Exercise aim>
Where a line below holds the string "text", copy that line.
______________________________
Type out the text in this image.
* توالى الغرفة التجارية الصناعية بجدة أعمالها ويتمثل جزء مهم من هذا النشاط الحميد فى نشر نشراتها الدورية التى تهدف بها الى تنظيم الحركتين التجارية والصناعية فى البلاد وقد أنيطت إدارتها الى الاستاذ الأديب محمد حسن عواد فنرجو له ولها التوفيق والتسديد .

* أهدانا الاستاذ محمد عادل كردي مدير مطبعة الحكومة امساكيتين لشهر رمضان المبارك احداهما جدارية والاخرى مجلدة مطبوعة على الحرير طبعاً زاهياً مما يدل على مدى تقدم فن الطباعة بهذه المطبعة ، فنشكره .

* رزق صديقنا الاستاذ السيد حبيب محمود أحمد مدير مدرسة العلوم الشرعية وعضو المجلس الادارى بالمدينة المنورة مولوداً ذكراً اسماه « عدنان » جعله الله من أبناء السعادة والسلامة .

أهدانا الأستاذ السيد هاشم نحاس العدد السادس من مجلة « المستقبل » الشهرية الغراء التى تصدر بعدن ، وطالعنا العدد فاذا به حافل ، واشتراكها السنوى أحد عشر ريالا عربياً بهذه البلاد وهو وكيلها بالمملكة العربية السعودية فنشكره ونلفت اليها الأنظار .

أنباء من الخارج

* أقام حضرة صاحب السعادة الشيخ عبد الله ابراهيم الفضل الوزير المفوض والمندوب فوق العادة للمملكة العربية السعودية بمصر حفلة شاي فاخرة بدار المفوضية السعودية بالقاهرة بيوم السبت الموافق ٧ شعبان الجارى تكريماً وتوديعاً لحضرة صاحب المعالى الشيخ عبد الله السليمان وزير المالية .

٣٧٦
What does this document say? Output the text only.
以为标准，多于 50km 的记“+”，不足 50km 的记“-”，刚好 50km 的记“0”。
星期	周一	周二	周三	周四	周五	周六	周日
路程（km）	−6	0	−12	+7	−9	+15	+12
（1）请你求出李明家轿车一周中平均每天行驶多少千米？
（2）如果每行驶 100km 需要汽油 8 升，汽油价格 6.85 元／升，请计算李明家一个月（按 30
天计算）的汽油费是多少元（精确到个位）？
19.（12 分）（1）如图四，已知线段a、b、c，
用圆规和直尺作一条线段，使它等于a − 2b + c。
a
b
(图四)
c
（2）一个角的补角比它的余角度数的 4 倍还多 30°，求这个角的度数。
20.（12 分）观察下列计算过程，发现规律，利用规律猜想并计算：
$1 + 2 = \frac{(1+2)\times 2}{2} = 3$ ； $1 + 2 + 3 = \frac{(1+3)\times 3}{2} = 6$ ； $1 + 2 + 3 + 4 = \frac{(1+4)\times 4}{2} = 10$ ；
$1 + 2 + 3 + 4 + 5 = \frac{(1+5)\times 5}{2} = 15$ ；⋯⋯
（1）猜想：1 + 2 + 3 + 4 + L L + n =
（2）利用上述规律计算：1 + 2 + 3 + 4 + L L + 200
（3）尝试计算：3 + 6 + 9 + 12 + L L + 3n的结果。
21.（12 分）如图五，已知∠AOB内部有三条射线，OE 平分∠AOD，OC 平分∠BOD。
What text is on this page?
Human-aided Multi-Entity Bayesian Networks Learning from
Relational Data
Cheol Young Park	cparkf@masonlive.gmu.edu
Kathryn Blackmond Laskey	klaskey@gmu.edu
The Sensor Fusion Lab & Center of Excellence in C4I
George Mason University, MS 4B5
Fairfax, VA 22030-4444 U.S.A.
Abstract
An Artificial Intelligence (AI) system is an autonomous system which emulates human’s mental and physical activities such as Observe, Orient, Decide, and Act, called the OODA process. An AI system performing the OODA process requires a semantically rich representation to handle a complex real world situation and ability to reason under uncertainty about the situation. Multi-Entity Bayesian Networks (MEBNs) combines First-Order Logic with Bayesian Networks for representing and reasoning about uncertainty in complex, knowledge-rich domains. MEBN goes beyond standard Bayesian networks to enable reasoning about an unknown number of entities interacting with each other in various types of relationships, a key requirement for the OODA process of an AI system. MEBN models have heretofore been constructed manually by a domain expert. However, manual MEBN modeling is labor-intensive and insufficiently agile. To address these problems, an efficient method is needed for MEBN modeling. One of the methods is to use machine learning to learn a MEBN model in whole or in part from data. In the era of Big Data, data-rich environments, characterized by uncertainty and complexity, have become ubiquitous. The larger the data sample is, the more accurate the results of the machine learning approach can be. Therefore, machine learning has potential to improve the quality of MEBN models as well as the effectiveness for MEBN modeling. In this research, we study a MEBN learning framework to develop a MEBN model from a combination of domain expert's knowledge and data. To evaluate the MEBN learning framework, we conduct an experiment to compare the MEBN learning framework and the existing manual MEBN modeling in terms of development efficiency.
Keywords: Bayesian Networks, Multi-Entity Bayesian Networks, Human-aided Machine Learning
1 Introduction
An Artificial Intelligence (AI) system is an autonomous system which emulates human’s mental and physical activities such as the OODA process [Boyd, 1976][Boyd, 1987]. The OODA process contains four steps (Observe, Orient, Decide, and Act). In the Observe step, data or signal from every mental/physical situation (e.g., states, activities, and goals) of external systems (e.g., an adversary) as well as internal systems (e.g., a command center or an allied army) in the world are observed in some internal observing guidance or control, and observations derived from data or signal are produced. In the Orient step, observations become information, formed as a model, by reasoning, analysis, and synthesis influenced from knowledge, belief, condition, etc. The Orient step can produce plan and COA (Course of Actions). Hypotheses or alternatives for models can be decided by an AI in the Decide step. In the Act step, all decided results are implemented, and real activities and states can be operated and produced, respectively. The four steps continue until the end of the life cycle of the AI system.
______________________________
Expected answer>
Type out the text in this image.
What does this document say? Output the text only.
What text is on this page?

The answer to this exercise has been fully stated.